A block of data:
## begin

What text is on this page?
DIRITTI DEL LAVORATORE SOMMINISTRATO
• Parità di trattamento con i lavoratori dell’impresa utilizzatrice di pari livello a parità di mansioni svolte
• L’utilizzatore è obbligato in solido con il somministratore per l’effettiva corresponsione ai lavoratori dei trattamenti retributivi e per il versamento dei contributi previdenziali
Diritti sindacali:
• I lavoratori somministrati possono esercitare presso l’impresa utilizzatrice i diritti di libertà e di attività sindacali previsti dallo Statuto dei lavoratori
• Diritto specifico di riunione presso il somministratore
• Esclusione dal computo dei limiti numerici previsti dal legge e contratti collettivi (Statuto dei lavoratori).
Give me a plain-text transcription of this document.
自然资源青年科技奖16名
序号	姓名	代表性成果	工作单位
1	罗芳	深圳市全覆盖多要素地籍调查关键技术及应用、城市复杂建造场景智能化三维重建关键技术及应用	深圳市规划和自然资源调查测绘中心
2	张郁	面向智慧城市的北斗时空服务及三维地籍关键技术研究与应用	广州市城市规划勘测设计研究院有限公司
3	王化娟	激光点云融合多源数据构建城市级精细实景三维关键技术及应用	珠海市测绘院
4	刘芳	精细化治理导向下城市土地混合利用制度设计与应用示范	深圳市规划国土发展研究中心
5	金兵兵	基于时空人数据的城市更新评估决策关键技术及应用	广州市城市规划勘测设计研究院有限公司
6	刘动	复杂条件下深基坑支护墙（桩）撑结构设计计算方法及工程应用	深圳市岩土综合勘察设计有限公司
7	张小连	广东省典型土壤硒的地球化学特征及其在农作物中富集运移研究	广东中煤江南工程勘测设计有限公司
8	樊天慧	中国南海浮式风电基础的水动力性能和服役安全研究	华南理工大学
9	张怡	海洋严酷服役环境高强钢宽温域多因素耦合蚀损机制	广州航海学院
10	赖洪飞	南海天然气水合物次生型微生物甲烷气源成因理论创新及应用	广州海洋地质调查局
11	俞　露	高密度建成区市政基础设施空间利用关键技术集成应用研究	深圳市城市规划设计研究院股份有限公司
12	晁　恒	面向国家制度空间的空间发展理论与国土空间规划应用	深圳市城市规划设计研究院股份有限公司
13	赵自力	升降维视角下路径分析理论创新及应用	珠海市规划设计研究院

## end
## begin

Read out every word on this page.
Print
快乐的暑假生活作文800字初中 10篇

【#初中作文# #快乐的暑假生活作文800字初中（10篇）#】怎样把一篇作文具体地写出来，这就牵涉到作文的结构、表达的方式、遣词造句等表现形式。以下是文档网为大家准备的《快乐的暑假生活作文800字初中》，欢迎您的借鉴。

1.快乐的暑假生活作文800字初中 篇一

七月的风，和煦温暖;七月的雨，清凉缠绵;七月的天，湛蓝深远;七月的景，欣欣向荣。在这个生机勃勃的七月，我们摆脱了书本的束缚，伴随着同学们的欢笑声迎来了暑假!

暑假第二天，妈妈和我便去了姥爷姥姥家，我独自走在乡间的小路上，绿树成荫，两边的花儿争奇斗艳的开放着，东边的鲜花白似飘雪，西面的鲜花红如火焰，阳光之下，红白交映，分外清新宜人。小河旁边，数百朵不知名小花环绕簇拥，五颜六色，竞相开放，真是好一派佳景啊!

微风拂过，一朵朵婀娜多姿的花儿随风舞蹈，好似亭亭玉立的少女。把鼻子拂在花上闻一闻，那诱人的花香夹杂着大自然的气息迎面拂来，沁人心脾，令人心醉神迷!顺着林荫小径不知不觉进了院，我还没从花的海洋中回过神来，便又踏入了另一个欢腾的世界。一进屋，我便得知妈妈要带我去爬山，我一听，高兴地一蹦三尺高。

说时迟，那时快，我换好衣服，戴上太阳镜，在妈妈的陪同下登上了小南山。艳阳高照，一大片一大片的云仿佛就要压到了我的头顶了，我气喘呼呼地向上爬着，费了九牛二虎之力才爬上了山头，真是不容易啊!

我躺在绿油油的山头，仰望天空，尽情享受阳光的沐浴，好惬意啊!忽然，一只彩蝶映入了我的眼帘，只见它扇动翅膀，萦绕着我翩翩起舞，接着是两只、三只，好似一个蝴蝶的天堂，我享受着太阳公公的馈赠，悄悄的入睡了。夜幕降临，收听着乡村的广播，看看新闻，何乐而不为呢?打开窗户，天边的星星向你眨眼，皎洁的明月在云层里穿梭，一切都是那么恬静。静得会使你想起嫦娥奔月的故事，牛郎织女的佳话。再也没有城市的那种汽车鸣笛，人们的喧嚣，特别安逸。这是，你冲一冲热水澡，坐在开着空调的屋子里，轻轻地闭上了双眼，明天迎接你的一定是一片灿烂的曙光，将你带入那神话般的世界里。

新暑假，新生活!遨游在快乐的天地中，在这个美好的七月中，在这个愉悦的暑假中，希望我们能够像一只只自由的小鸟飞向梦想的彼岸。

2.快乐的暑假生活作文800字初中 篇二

## end

Using the listing above, return all lines where the word "lavoratori" occurs.

◆ Output below:
• Parità di trattamento con i lavoratori dell’impresa utilizzatrice di pari livello a parità di mansioni svolte
• L’utilizzatore è obbligato in solido con il somministratore per l’effettiva corresponsione ai lavoratori dei trattamenti retributivi e per il versamento dei contributi previdenziali
• I lavoratori somministrati possono esercitare presso l’impresa utilizzatrice i diritti di libertà e di attività sindacali previsti dallo Statuto dei lavoratori
• Esclusione dal computo dei limiti numerici previsti dal legge e contratti collettivi (Statuto dei lavoratori).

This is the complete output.